* _Problem to work on_
Each line of the listing must be transcribed exactly, except for the images, which should be excluded.

* _Data for the task_
--- Start ---

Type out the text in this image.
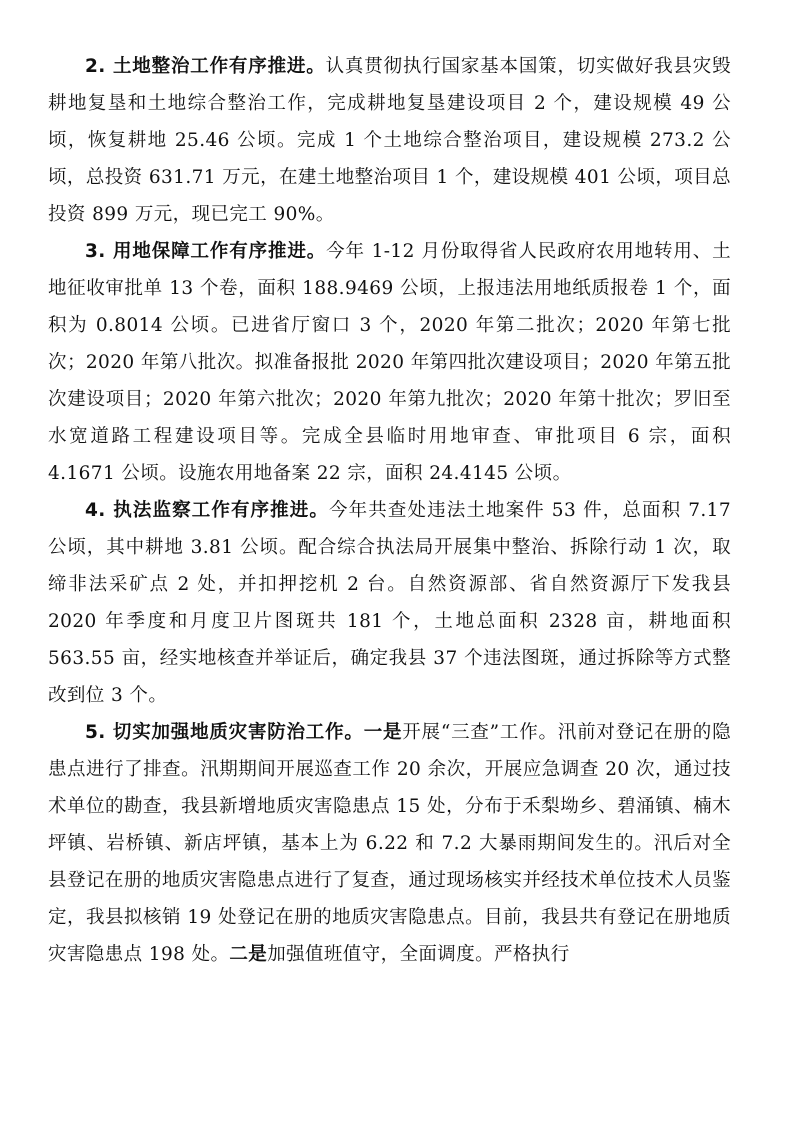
2. 土地整治工作有序推进。认真贯彻执行国家基本国策，切实做好我县灾毁耕地复垦和土地综合整治工作，完成耕地复垦建设项目 2 个，建设规模 49 公顷，恢复耕地 25.46 公顷。完成 1 个土地综合整治项目，建设规模 273.2 公顷，总投资 631.71 万元，在建土地整治项目 1 个，建设规模 401 公顷，项目总投资 899 万元，现已完工 90%。

3. 用地保障工作有序推进。今年 1-12 月份取得省人民政府农用地转用、土地征收审批单 13 个卷，面积 188.9469 公顷，上报违法用地纸质报卷 1 个，面积为 0.8014 公顷。已进省厅窗口 3 个，2020 年第二批次；2020 年第七批次；2020 年第八批次。拟准备报批 2020 年第四批次建设项目；2020 年第五批次建设项目；2020 年第六批次；2020 年第九批次；2020 年第十批次；罗旧至水宽道路工程建设项目等。完成全县临时用地审查、审批项目 6 宗，面积 4.1671 公顷。设施农用地备案 22 宗，面积 24.4145 公顷。

4. 执法监察工作有序推进。今年共查处违法土地案件 53 件，总面积 7.17 公顷，其中耕地 3.81 公顷。配合综合执法局开展集中整治、拆除行动 1 次，取缔非法采矿点 2 处，并扣押挖机 2 台。自然资源部、省自然资源厅下发我县 2020 年季度和月度卫片图斑共 181 个，土地总面积 2328 亩，耕地面积 563.55 亩，经实地核查并举证后，确定我县 37 个违法图斑，通过拆除等方式整改到位 3 个。

5. 切实加强地质灾害防治工作。一是开展“三查”工作。汛前对登记在册的隐患点进行了排查。汛期期间开展巡查工作 20 余次，开展应急调查 20 次，通过技术单位的勘查，我县新增地质灾害隐患点 15 处，分布于禾梨坳乡、碧涌镇、楠木坪镇、岩桥镇、新店坪镇，基本上为 6.22 和 7.2 大暴雨期间发生的。汛后对全县登记在册的地质灾害隐患点进行了复查，通过现场核实并经技术单位技术人员鉴定，我县拟核销 19 处登记在册的地质灾害隐患点。目前，我县共有登记在册地质灾害隐患点 198 处。二是加强值班值守，全面调度。严格执行
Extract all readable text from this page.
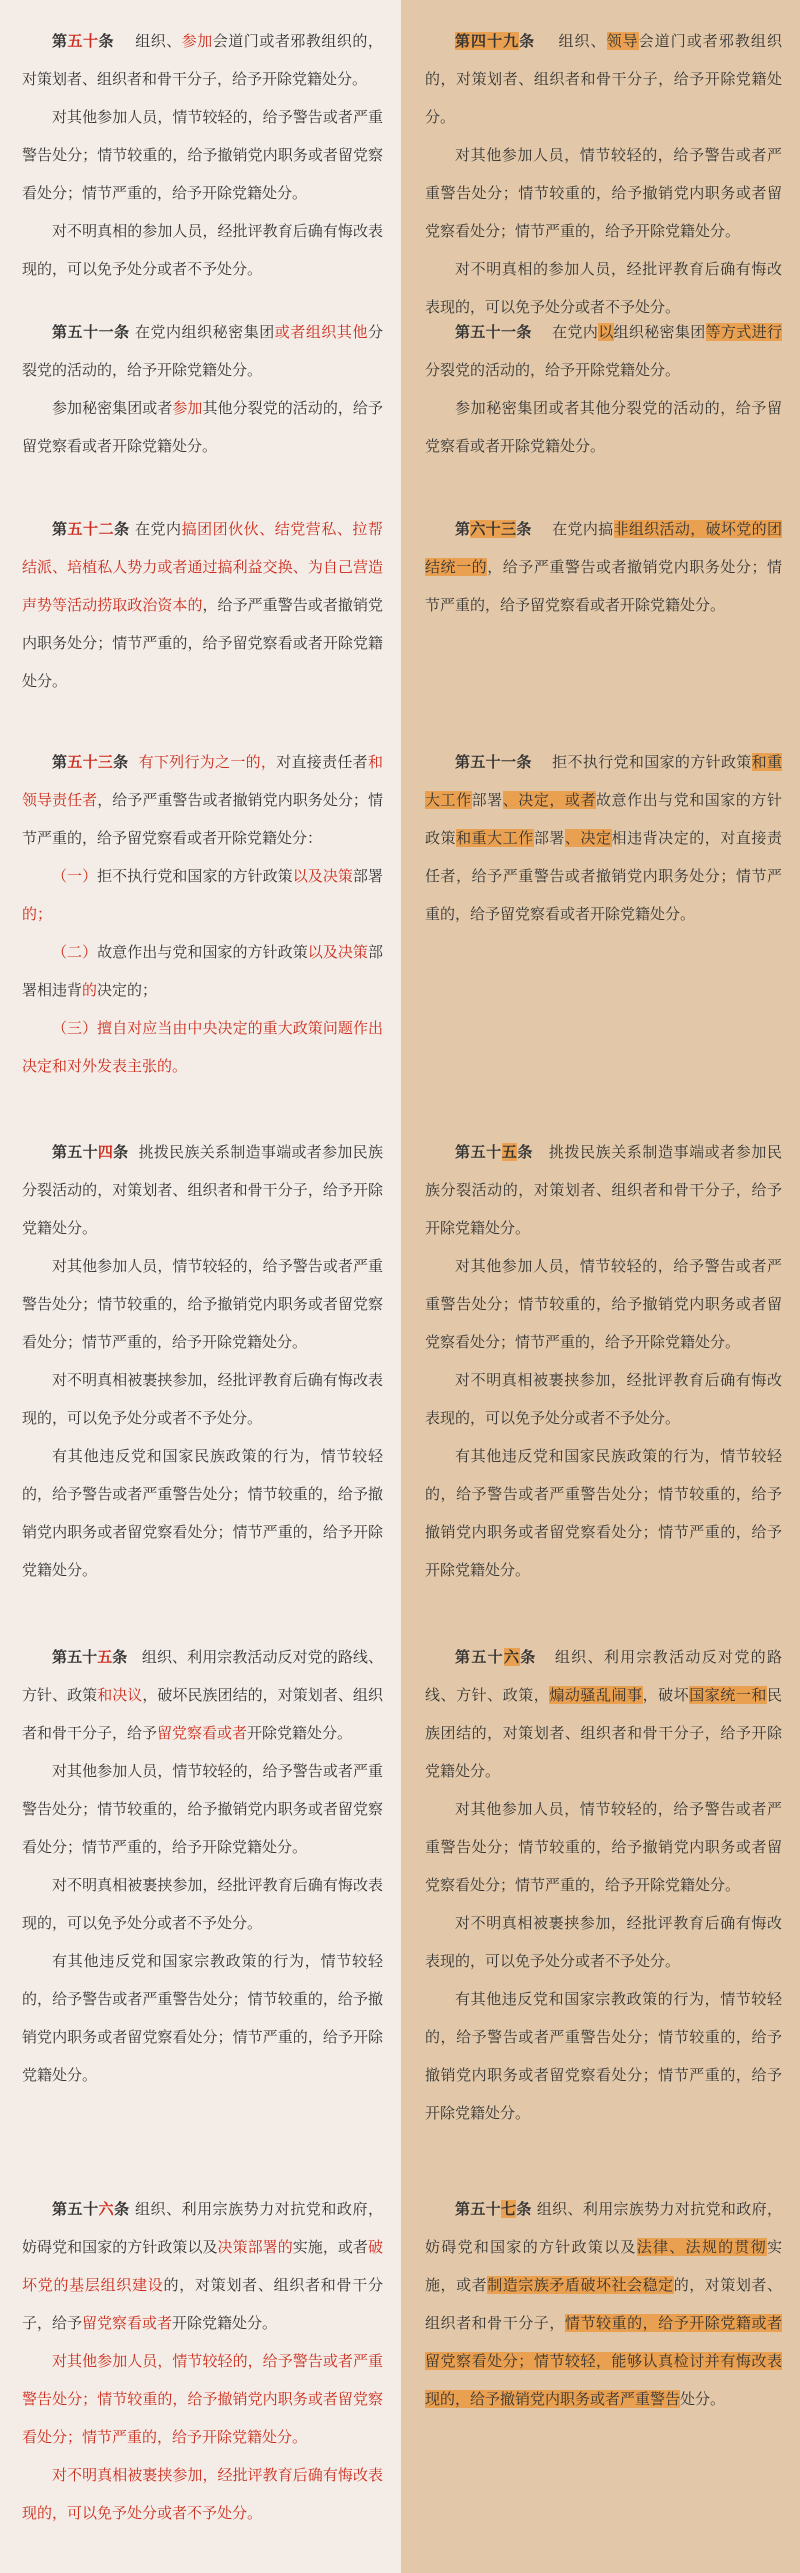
第五十条 组织、参加会道门或者邪教组织的，对策划者、组织者和骨干分子，给予开除党籍处分。

对其他参加人员，情节较轻的，给予警告或者严重警告处分；情节较重的，给予撤销党内职务或者留党察看处分；情节严重的，给予开除党籍处分。

对不明真相的参加人员，经批评教育后确有悔改表现的，可以免予处分或者不予处分。

第五十一条 在党内组织秘密集团或者组织其他分裂党的活动的，给予开除党籍处分。

参加秘密集团或者参加其他分裂党的活动的，给予留党察看或者开除党籍处分。

第五十二条 在党内搞团团伙伙、结党营私、拉帮结派、培植私人势力或者通过搞利益交换、为自己营造声势等活动捞取政治资本的，给予严重警告或者撤销党内职务处分；情节严重的，给予留党察看或者开除党籍处分。

第五十三条 有下列行为之一的，对直接责任者和领导责任者，给予严重警告或者撤销党内职务处分；情节严重的，给予留党察看或者开除党籍处分：

（一）拒不执行党和国家的方针政策以及决策部署的；

（二）故意作出与党和国家的方针政策以及决策部署相违背的决定的；

（三）擅自对应当由中央决定的重大政策问题作出决定和对外发表主张的。

第五十四条 挑拨民族关系制造事端或者参加民族分裂活动的，对策划者、组织者和骨干分子，给予开除党籍处分。

对其他参加人员，情节较轻的，给予警告或者严重警告处分；情节较重的，给予撤销党内职务或者留党察看处分；情节严重的，给予开除党籍处分。

对不明真相被裹挟参加，经批评教育后确有悔改表现的，可以免予处分或者不予处分。

有其他违反党和国家民族政策的行为，情节较轻的，给予警告或者严重警告处分；情节较重的，给予撤销党内职务或者留党察看处分；情节严重的，给予开除党籍处分。

第五十五条 组织、利用宗教活动反对党的路线、方针、政策和决议，破坏民族团结的，对策划者、组织者和骨干分子，给予留党察看或者开除党籍处分。

对其他参加人员，情节较轻的，给予警告或者严重警告处分；情节较重的，给予撤销党内职务或者留党察看处分；情节严重的，给予开除党籍处分。

对不明真相被裹挟参加，经批评教育后确有悔改表现的，可以免予处分或者不予处分。

有其他违反党和国家宗教政策的行为，情节较轻的，给予警告或者严重警告处分；情节较重的，给予撤销党内职务或者留党察看处分；情节严重的，给予开除党籍处分。

第五十六条 组织、利用宗族势力对抗党和政府，妨碍党和国家的方针政策以及决策部署的实施，或者破坏党的基层组织建设的，对策划者、组织者和骨干分子，给予留党察看或者开除党籍处分。

对其他参加人员，情节较轻的，给予警告或者严重警告处分；情节较重的，给予撤销党内职务或者留党察看处分；情节严重的，给予开除党籍处分。

对不明真相被裹挟参加，经批评教育后确有悔改表现的，可以免予处分或者不予处分。

第四十九条 组织、领导会道门或者邪教组织的，对策划者、组织者和骨干分子，给予开除党籍处分。

对其他参加人员，情节较轻的，给予警告或者严重警告处分；情节较重的，给予撤销党内职务或者留党察看处分；情节严重的，给予开除党籍处分。

对不明真相的参加人员，经批评教育后确有悔改表现的，可以免予处分或者不予处分。

第五十一条 在党内以组织秘密集团等方式进行分裂党的活动的，给予开除党籍处分。

参加秘密集团或者其他分裂党的活动的，给予留党察看或者开除党籍处分。

第六十三条 在党内搞非组织活动，破坏党的团结统一的，给予严重警告或者撤销党内职务处分；情节严重的，给予留党察看或者开除党籍处分。

第五十一条 拒不执行党和国家的方针政策和重大工作部署、决定，或者故意作出与党和国家的方针政策和重大工作部署、决定相违背决定的，对直接责任者，给予严重警告或者撤销党内职务处分；情节严重的，给予留党察看或者开除党籍处分。

第五十五条 挑拨民族关系制造事端或者参加民族分裂活动的，对策划者、组织者和骨干分子，给予开除党籍处分。

对其他参加人员，情节较轻的，给予警告或者严重警告处分；情节较重的，给予撤销党内职务或者留党察看处分；情节严重的，给予开除党籍处分。

对不明真相被裹挟参加，经批评教育后确有悔改表现的，可以免予处分或者不予处分。

有其他违反党和国家民族政策的行为，情节较轻的，给予警告或者严重警告处分；情节较重的，给予撤销党内职务或者留党察看处分；情节严重的，给予开除党籍处分。

第五十六条 组织、利用宗教活动反对党的路线、方针、政策，煽动骚乱闹事，破坏国家统一和民族团结的，对策划者、组织者和骨干分子，给予开除党籍处分。

对其他参加人员，情节较轻的，给予警告或者严重警告处分；情节较重的，给予撤销党内职务或者留党察看处分；情节严重的，给予开除党籍处分。

对不明真相被裹挟参加，经批评教育后确有悔改表现的，可以免予处分或者不予处分。

有其他违反党和国家宗教政策的行为，情节较轻的，给予警告或者严重警告处分；情节较重的，给予撤销党内职务或者留党察看处分；情节严重的，给予开除党籍处分。

第五十七条 组织、利用宗族势力对抗党和政府，妨碍党和国家的方针政策以及法律、法规的贯彻实施，或者制造宗族矛盾破坏社会稳定的，对策划者、组织者和骨干分子，情节较重的，给予开除党籍或者留党察看处分；情节较轻，能够认真检讨并有悔改表现的，给予撤销党内职务或者严重警告处分。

--- End ---

* _Output for this task_
Type out the text in this image.
2. 土地整治工作有序推进。认真贯彻执行国家基本国策，切实做好我县灾毁耕地复垦和土地综合整治工作，完成耕地复垦建设项目 2 个，建设规模 49 公顷，恢复耕地 25.46 公顷。完成 1 个土地综合整治项目，建设规模 273.2 公顷，总投资 631.71 万元，在建土地整治项目 1 个，建设规模 401 公顷，项目总投资 899 万元，现已完工 90%。

3. 用地保障工作有序推进。今年 1-12 月份取得省人民政府农用地转用、土地征收审批单 13 个卷，面积 188.9469 公顷，上报违法用地纸质报卷 1 个，面积为 0.8014 公顷。已进省厅窗口 3 个，2020 年第二批次；2020 年第七批次；2020 年第八批次。拟准备报批 2020 年第四批次建设项目；2020 年第五批次建设项目；2020 年第六批次；2020 年第九批次；2020 年第十批次；罗旧至水宽道路工程建设项目等。完成全县临时用地审查、审批项目 6 宗，面积 4.1671 公顷。设施农用地备案 22 宗，面积 24.4145 公顷。

4. 执法监察工作有序推进。今年共查处违法土地案件 53 件，总面积 7.17 公顷，其中耕地 3.81 公顷。配合综合执法局开展集中整治、拆除行动 1 次，取缔非法采矿点 2 处，并扣押挖机 2 台。自然资源部、省自然资源厅下发我县 2020 年季度和月度卫片图斑共 181 个，土地总面积 2328 亩，耕地面积 563.55 亩，经实地核查并举证后，确定我县 37 个违法图斑，通过拆除等方式整改到位 3 个。

5. 切实加强地质灾害防治工作。一是开展“三查”工作。汛前对登记在册的隐患点进行了排查。汛期期间开展巡查工作 20 余次，开展应急调查 20 次，通过技术单位的勘查，我县新增地质灾害隐患点 15 处，分布于禾梨坳乡、碧涌镇、楠木坪镇、岩桥镇、新店坪镇，基本上为 6.22 和 7.2 大暴雨期间发生的。汛后对全县登记在册的地质灾害隐患点进行了复查，通过现场核实并经技术单位技术人员鉴定，我县拟核销 19 处登记在册的地质灾害隐患点。目前，我县共有登记在册地质灾害隐患点 198 处。二是加强值班值守，全面调度。严格执行
Extract all readable text from this page.
第五十条 组织、参加会道门或者邪教组织的，对策划者、组织者和骨干分子，给予开除党籍处分。

对其他参加人员，情节较轻的，给予警告或者严重警告处分；情节较重的，给予撤销党内职务或者留党察看处分；情节严重的，给予开除党籍处分。

对不明真相的参加人员，经批评教育后确有悔改表现的，可以免予处分或者不予处分。

第五十一条 在党内组织秘密集团或者组织其他分裂党的活动的，给予开除党籍处分。

参加秘密集团或者参加其他分裂党的活动的，给予留党察看或者开除党籍处分。

第五十二条 在党内搞团团伙伙、结党营私、拉帮结派、培植私人势力或者通过搞利益交换、为自己营造声势等活动捞取政治资本的，给予严重警告或者撤销党内职务处分；情节严重的，给予留党察看或者开除党籍处分。

第五十三条 有下列行为之一的，对直接责任者和领导责任者，给予严重警告或者撤销党内职务处分；情节严重的，给予留党察看或者开除党籍处分：

（一）拒不执行党和国家的方针政策以及决策部署的；

（二）故意作出与党和国家的方针政策以及决策部署相违背的决定的；

（三）擅自对应当由中央决定的重大政策问题作出决定和对外发表主张的。

第五十四条 挑拨民族关系制造事端或者参加民族分裂活动的，对策划者、组织者和骨干分子，给予开除党籍处分。

对其他参加人员，情节较轻的，给予警告或者严重警告处分；情节较重的，给予撤销党内职务或者留党察看处分；情节严重的，给予开除党籍处分。

对不明真相被裹挟参加，经批评教育后确有悔改表现的，可以免予处分或者不予处分。

有其他违反党和国家民族政策的行为，情节较轻的，给予警告或者严重警告处分；情节较重的，给予撤销党内职务或者留党察看处分；情节严重的，给予开除党籍处分。

第五十五条 组织、利用宗教活动反对党的路线、方针、政策和决议，破坏民族团结的，对策划者、组织者和骨干分子，给予留党察看或者开除党籍处分。

对其他参加人员，情节较轻的，给予警告或者严重警告处分；情节较重的，给予撤销党内职务或者留党察看处分；情节严重的，给予开除党籍处分。

对不明真相被裹挟参加，经批评教育后确有悔改表现的，可以免予处分或者不予处分。

有其他违反党和国家宗教政策的行为，情节较轻的，给予警告或者严重警告处分；情节较重的，给予撤销党内职务或者留党察看处分；情节严重的，给予开除党籍处分。

第五十六条 组织、利用宗族势力对抗党和政府，妨碍党和国家的方针政策以及决策部署的实施，或者破坏党的基层组织建设的，对策划者、组织者和骨干分子，给予留党察看或者开除党籍处分。

对其他参加人员，情节较轻的，给予警告或者严重警告处分；情节较重的，给予撤销党内职务或者留党察看处分；情节严重的，给予开除党籍处分。

对不明真相被裹挟参加，经批评教育后确有悔改表现的，可以免予处分或者不予处分。

第四十九条 组织、领导会道门或者邪教组织的，对策划者、组织者和骨干分子，给予开除党籍处分。

对其他参加人员，情节较轻的，给予警告或者严重警告处分；情节较重的，给予撤销党内职务或者留党察看处分；情节严重的，给予开除党籍处分。

对不明真相的参加人员，经批评教育后确有悔改表现的，可以免予处分或者不予处分。

第五十一条 在党内以组织秘密集团等方式进行分裂党的活动的，给予开除党籍处分。

参加秘密集团或者其他分裂党的活动的，给予留党察看或者开除党籍处分。

第六十三条 在党内搞非组织活动，破坏党的团结统一的，给予严重警告或者撤销党内职务处分；情节严重的，给予留党察看或者开除党籍处分。

第五十一条 拒不执行党和国家的方针政策和重大工作部署、决定，或者故意作出与党和国家的方针政策和重大工作部署、决定相违背决定的，对直接责任者，给予严重警告或者撤销党内职务处分；情节严重的，给予留党察看或者开除党籍处分。

第五十五条 挑拨民族关系制造事端或者参加民族分裂活动的，对策划者、组织者和骨干分子，给予开除党籍处分。

对其他参加人员，情节较轻的，给予警告或者严重警告处分；情节较重的，给予撤销党内职务或者留党察看处分；情节严重的，给予开除党籍处分。

对不明真相被裹挟参加，经批评教育后确有悔改表现的，可以免予处分或者不予处分。

有其他违反党和国家民族政策的行为，情节较轻的，给予警告或者严重警告处分；情节较重的，给予撤销党内职务或者留党察看处分；情节严重的，给予开除党籍处分。

第五十六条 组织、利用宗教活动反对党的路线、方针、政策，煽动骚乱闹事，破坏国家统一和民族团结的，对策划者、组织者和骨干分子，给予开除党籍处分。

对其他参加人员，情节较轻的，给予警告或者严重警告处分；情节较重的，给予撤销党内职务或者留党察看处分；情节严重的，给予开除党籍处分。

对不明真相被裹挟参加，经批评教育后确有悔改表现的，可以免予处分或者不予处分。

有其他违反党和国家宗教政策的行为，情节较轻的，给予警告或者严重警告处分；情节较重的，给予撤销党内职务或者留党察看处分；情节严重的，给予开除党籍处分。

第五十七条 组织、利用宗族势力对抗党和政府，妨碍党和国家的方针政策以及法律、法规的贯彻实施，或者制造宗族矛盾破坏社会稳定的，对策划者、组织者和骨干分子，情节较重的，给予开除党籍或者留党察看处分；情节较轻，能够认真检讨并有悔改表现的，给予撤销党内职务或者严重警告处分。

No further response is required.